- Work to be completed: Please repeat all of the data below, swapping "illustrative" for "exemplary" and keeping everything else the same. Omit the pictures from your answer.

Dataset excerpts
- - - -
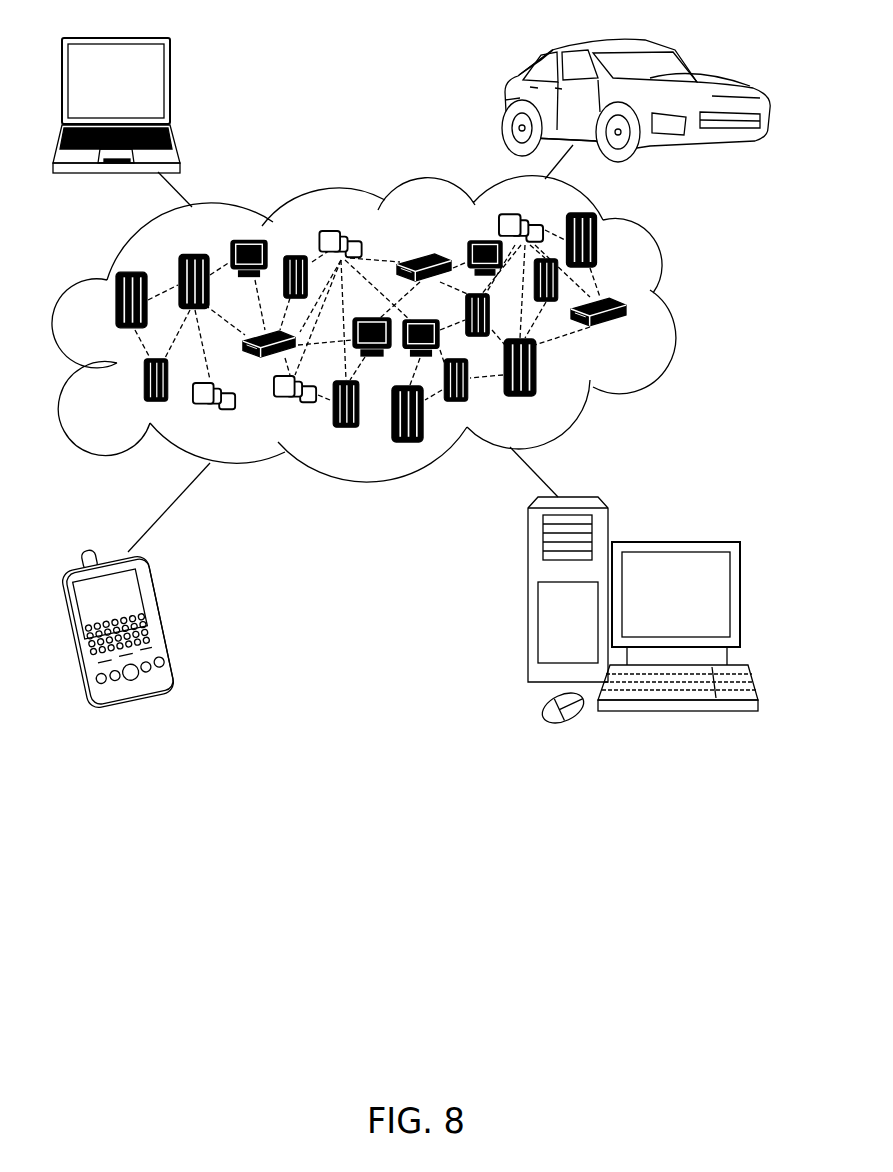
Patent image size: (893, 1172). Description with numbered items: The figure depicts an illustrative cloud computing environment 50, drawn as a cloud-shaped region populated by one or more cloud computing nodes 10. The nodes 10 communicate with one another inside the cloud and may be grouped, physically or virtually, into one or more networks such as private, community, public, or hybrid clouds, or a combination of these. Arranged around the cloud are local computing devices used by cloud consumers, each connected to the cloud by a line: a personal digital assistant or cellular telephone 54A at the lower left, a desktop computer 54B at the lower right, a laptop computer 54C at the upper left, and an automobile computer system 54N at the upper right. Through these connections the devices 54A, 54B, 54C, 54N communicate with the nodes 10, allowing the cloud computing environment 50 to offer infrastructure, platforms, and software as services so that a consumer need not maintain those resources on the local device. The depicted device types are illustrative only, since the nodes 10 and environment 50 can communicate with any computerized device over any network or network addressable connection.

The cloud computing nodes 10 is at (630, 333).
The cloud computing environment 50 is at (633, 305).
The personal digital assistant or cellular telephone 54A is at (167, 618).
The desktop computer 54B is at (673, 542).
The laptop computer 54C is at (170, 88).
The automobile computer system 54N is at (504, 100).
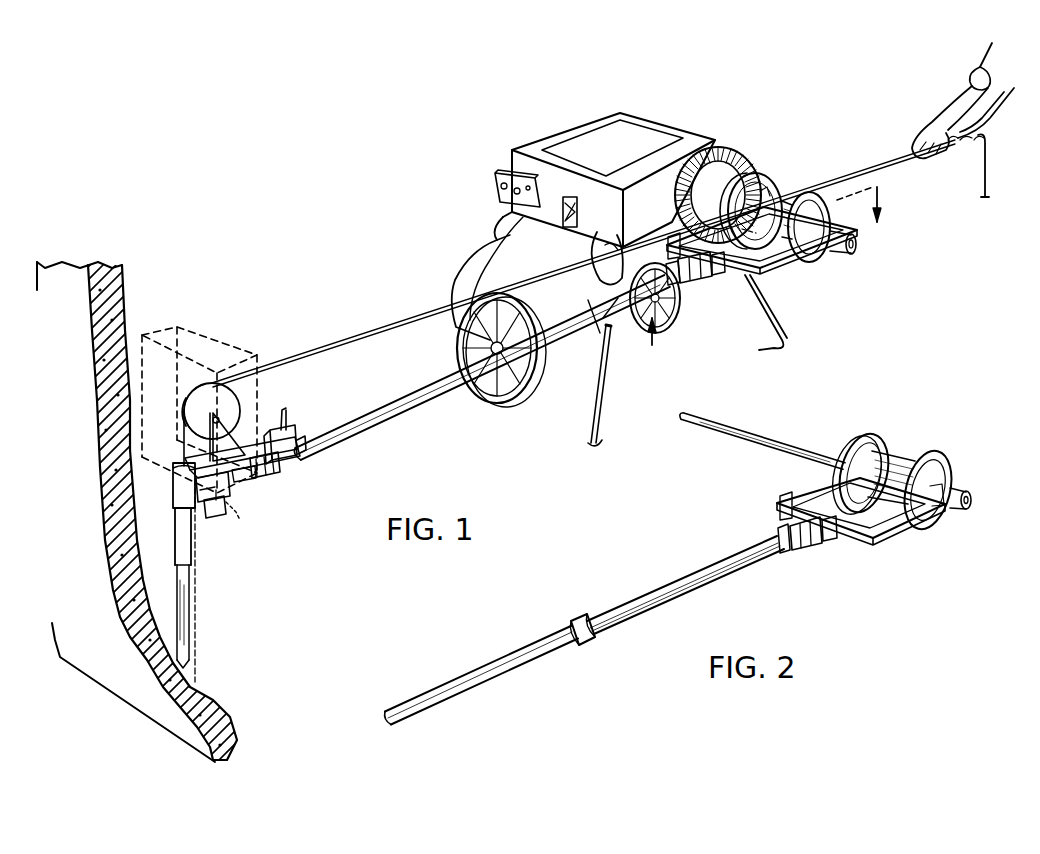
- - - -
- Expected answer:
Patent image size: (893, 1172). Description with numbered items: The figure depicts an exemplary cloud computing environment 50, drawn as a cloud-shaped region populated by one or more cloud computing nodes 10. The nodes 10 communicate with one another inside the cloud and may be grouped, physically or virtually, into one or more networks such as private, community, public, or hybrid clouds, or a combination of these. Arranged around the cloud are local computing devices used by cloud consumers, each connected to the cloud by a line: a personal digital assistant or cellular telephone 54A at the lower left, a desktop computer 54B at the lower right, a laptop computer 54C at the upper left, and an automobile computer system 54N at the upper right. Through these connections the devices 54A, 54B, 54C, 54N communicate with the nodes 10, allowing the cloud computing environment 50 to offer infrastructure, platforms, and software as services so that a consumer need not maintain those resources on the local device. The depicted device types are exemplary only, since the nodes 10 and environment 50 can communicate with any computerized device over any network or network addressable connection.

The cloud computing nodes 10 is at (630, 333).
The cloud computing environment 50 is at (633, 305).
The personal digital assistant or cellular telephone 54A is at (167, 618).
The desktop computer 54B is at (673, 542).
The laptop computer 54C is at (170, 88).
The automobile computer system 54N is at (504, 100).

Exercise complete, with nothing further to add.